● Extracted data entries
_ _ _ _

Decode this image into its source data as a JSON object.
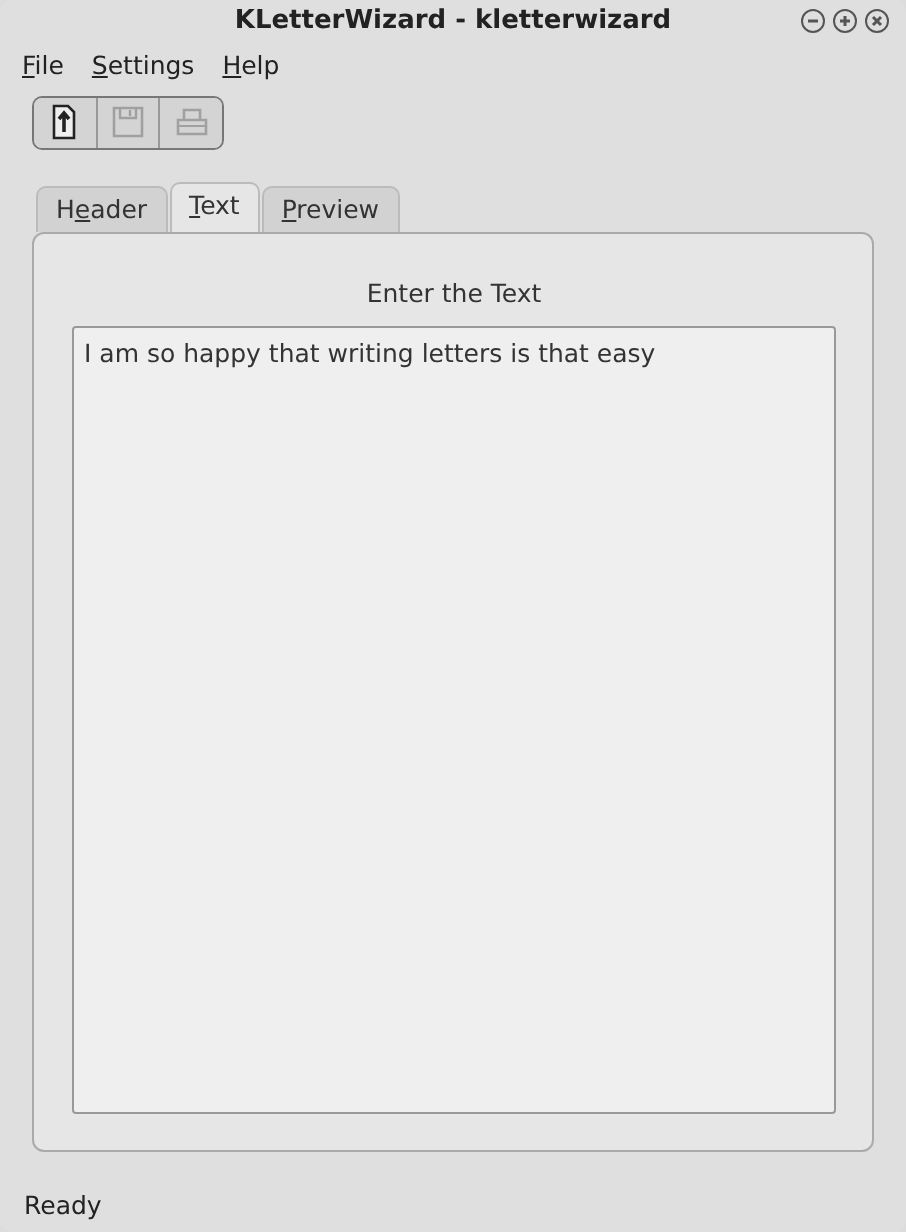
{
  "window": {
    "title": "KLetterWizard - kletterwizard"
  },
  "menu": [
    {
      "access_key": "F",
      "rest": "ile"
    },
    {
      "access_key": "S",
      "rest": "ettings"
    },
    {
      "access_key": "H",
      "rest": "elp"
    }
  ],
  "toolbar": [
    {
      "kind": "open",
      "disabled": false
    },
    {
      "kind": "save",
      "disabled": true
    },
    {
      "kind": "print",
      "disabled": true
    }
  ],
  "tabs": [
    {
      "lead": "H",
      "access_key": "e",
      "rest": "ader",
      "selected": false
    },
    {
      "access_key": "T",
      "rest": "ext",
      "selected": true
    },
    {
      "access_key": "P",
      "rest": "review",
      "selected": false
    }
  ],
  "panel": {
    "heading": "Enter the Text",
    "text": "I am so happy that writing letters is that easy"
  },
  "status_bar": "Ready"
}
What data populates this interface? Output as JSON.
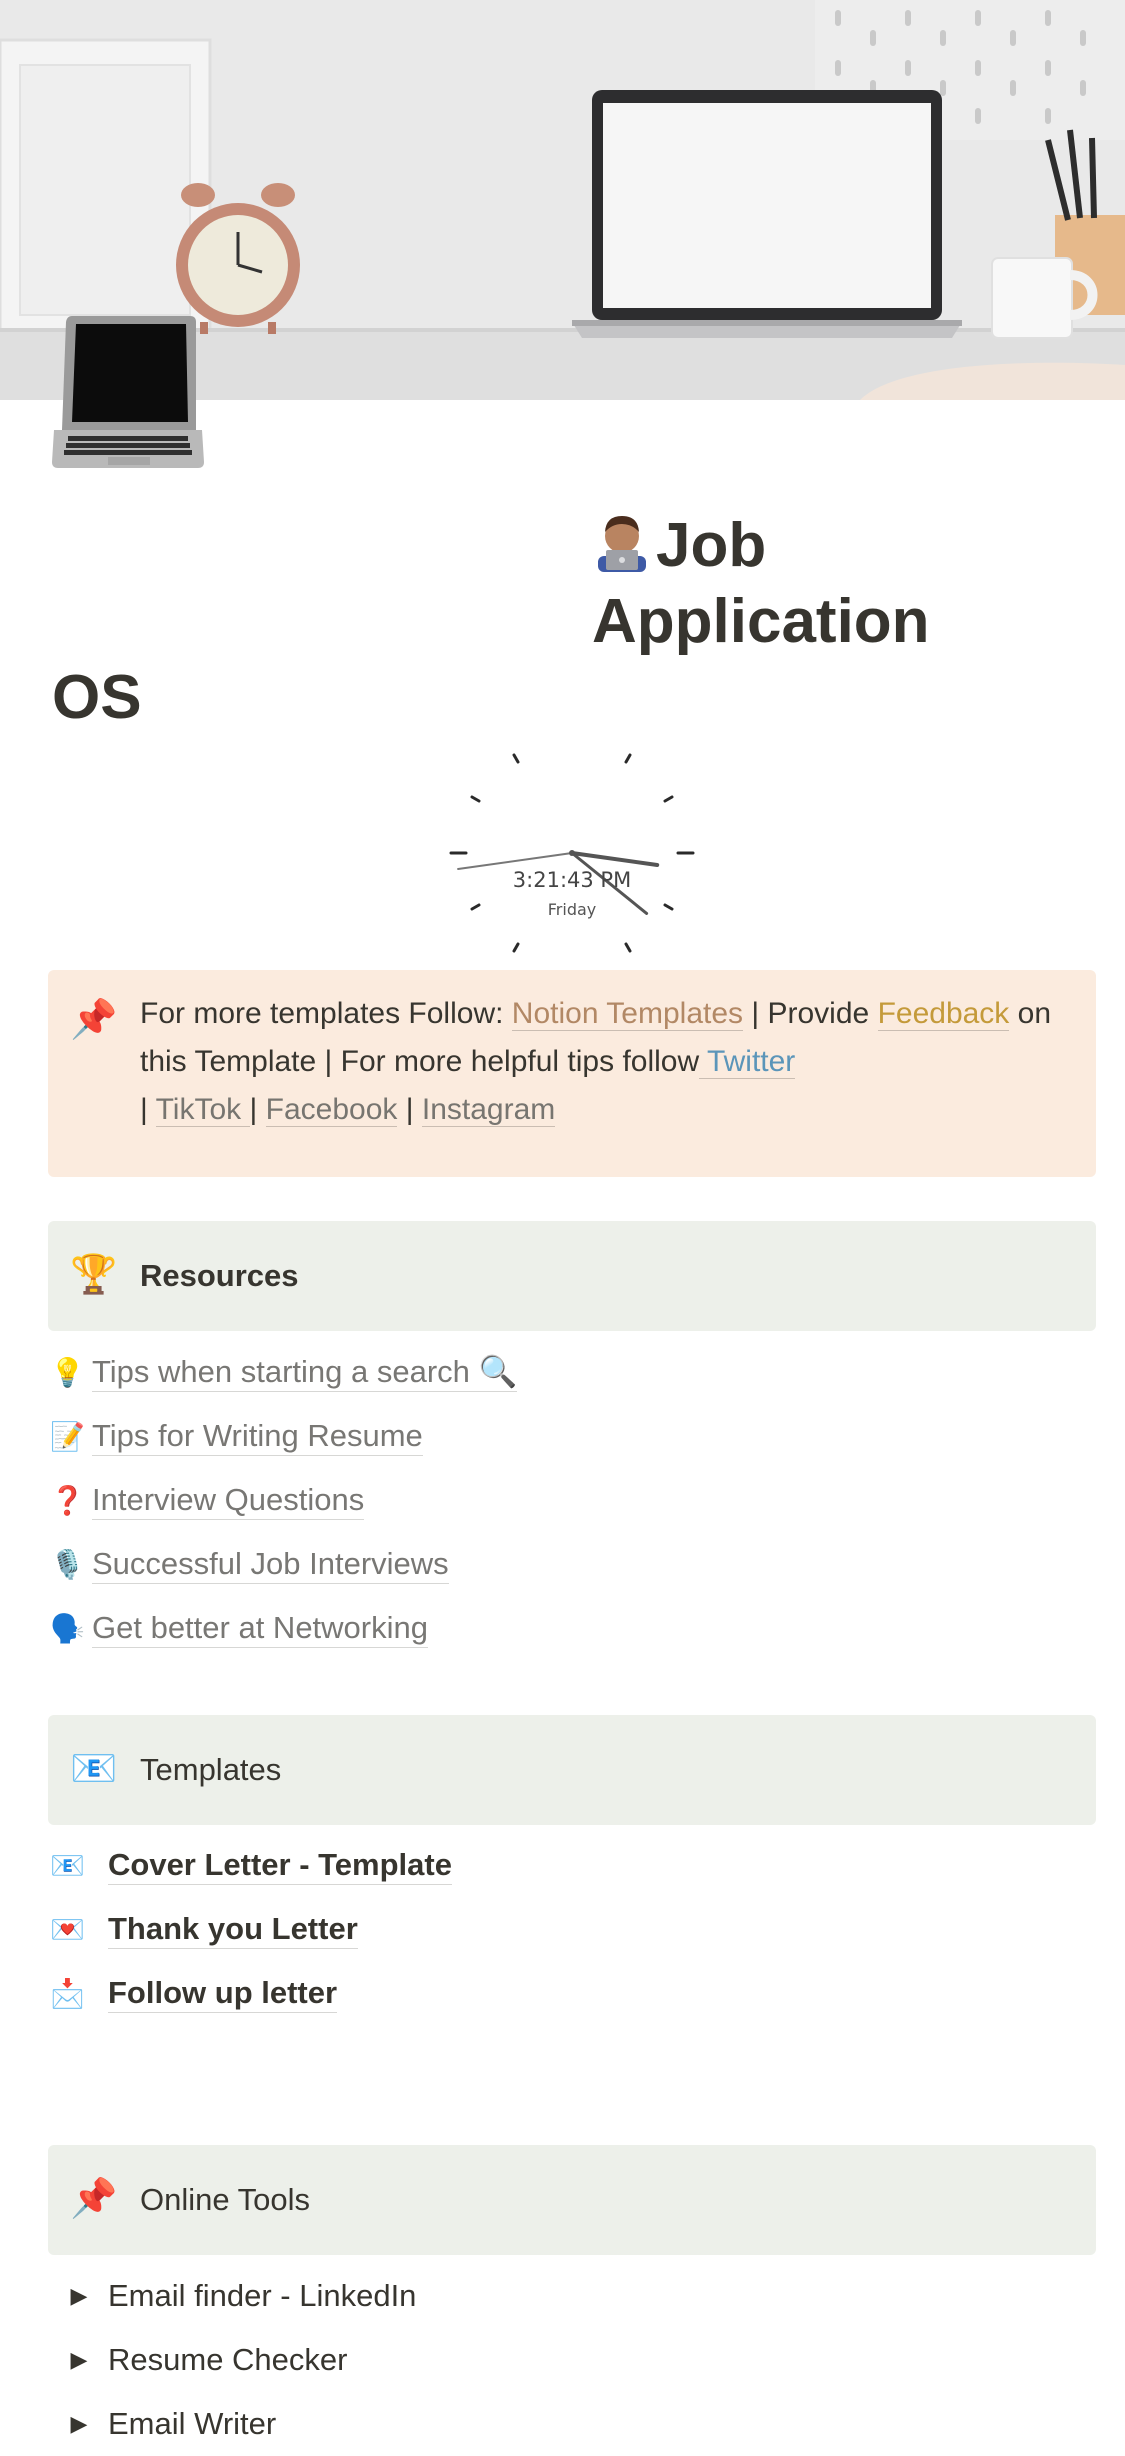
{
  "page": {
    "title_line1": "Job Application",
    "title_line2": "OS"
  },
  "clock": {
    "time": "3:21:43 PM",
    "day": "Friday",
    "hour_hand_angle": 98,
    "minute_hand_angle": 129,
    "second_hand_angle": 262
  },
  "info_callout": {
    "emoji": "📌",
    "text_1": "For more templates Follow: ",
    "link_notion": "Notion Templates",
    "text_2": " | Provide ",
    "link_feedback": "Feedback",
    "text_3": " on this Template | For more helpful tips follow",
    "link_twitter": " Twitter ",
    "sep_1": " | ",
    "link_tiktok": "TikTok ",
    "sep_2": " | ",
    "link_facebook": "Facebook",
    "sep_3": " | ",
    "link_instagram": "Instagram"
  },
  "resources": {
    "emoji": "🏆",
    "heading": "Resources",
    "items": [
      {
        "icon": "💡",
        "label": "Tips when starting a search 🔍"
      },
      {
        "icon": "📝",
        "label": "Tips for Writing Resume "
      },
      {
        "icon": "❓",
        "label": "Interview Questions"
      },
      {
        "icon": "🎙️",
        "label": "Successful Job Interviews"
      },
      {
        "icon": "🗣️",
        "label": "Get better at Networking "
      }
    ]
  },
  "templates": {
    "emoji": "📧",
    "heading": "Templates",
    "items": [
      {
        "icon": "📧",
        "label": "Cover Letter - Template"
      },
      {
        "icon": "💌",
        "label": "Thank you Letter"
      },
      {
        "icon": "📩",
        "label": "Follow up letter"
      }
    ]
  },
  "online_tools": {
    "emoji": "📌",
    "heading": "Online Tools",
    "toggle_icon": "▶",
    "items": [
      {
        "label": "Email finder - LinkedIn"
      },
      {
        "label": "Resume Checker"
      },
      {
        "label": "Email Writer"
      }
    ]
  }
}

_ _ _ _

● Do this
Repeat all the data as it stands, dropping any images it holds.

● Solution to the problem
Decode this image into its source data as a JSON object.
{
  "window": {
    "title": "KLetterWizard - kletterwizard"
  },
  "menu": [
    {
      "access_key": "F",
      "rest": "ile"
    },
    {
      "access_key": "S",
      "rest": "ettings"
    },
    {
      "access_key": "H",
      "rest": "elp"
    }
  ],
  "toolbar": [
    {
      "kind": "open",
      "disabled": false
    },
    {
      "kind": "save",
      "disabled": true
    },
    {
      "kind": "print",
      "disabled": true
    }
  ],
  "tabs": [
    {
      "lead": "H",
      "access_key": "e",
      "rest": "ader",
      "selected": false
    },
    {
      "access_key": "T",
      "rest": "ext",
      "selected": true
    },
    {
      "access_key": "P",
      "rest": "review",
      "selected": false
    }
  ],
  "panel": {
    "heading": "Enter the Text",
    "text": "I am so happy that writing letters is that easy"
  },
  "status_bar": "Ready"
}
What data populates this interface? Output as JSON.
{
  "page": {
    "title_line1": "Job Application",
    "title_line2": "OS"
  },
  "clock": {
    "time": "3:21:43 PM",
    "day": "Friday",
    "hour_hand_angle": 98,
    "minute_hand_angle": 129,
    "second_hand_angle": 262
  },
  "info_callout": {
    "emoji": "📌",
    "text_1": "For more templates Follow: ",
    "link_notion": "Notion Templates",
    "text_2": " | Provide ",
    "link_feedback": "Feedback",
    "text_3": " on this Template | For more helpful tips follow",
    "link_twitter": " Twitter ",
    "sep_1": " | ",
    "link_tiktok": "TikTok ",
    "sep_2": " | ",
    "link_facebook": "Facebook",
    "sep_3": " | ",
    "link_instagram": "Instagram"
  },
  "resources": {
    "emoji": "🏆",
    "heading": "Resources",
    "items": [
      {
        "icon": "💡",
        "label": "Tips when starting a search 🔍"
      },
      {
        "icon": "📝",
        "label": "Tips for Writing Resume "
      },
      {
        "icon": "❓",
        "label": "Interview Questions"
      },
      {
        "icon": "🎙️",
        "label": "Successful Job Interviews"
      },
      {
        "icon": "🗣️",
        "label": "Get better at Networking "
      }
    ]
  },
  "templates": {
    "emoji": "📧",
    "heading": "Templates",
    "items": [
      {
        "icon": "📧",
        "label": "Cover Letter - Template"
      },
      {
        "icon": "💌",
        "label": "Thank you Letter"
      },
      {
        "icon": "📩",
        "label": "Follow up letter"
      }
    ]
  },
  "online_tools": {
    "emoji": "📌",
    "heading": "Online Tools",
    "toggle_icon": "▶",
    "items": [
      {
        "label": "Email finder - LinkedIn"
      },
      {
        "label": "Resume Checker"
      },
      {
        "label": "Email Writer"
      }
    ]
  }
}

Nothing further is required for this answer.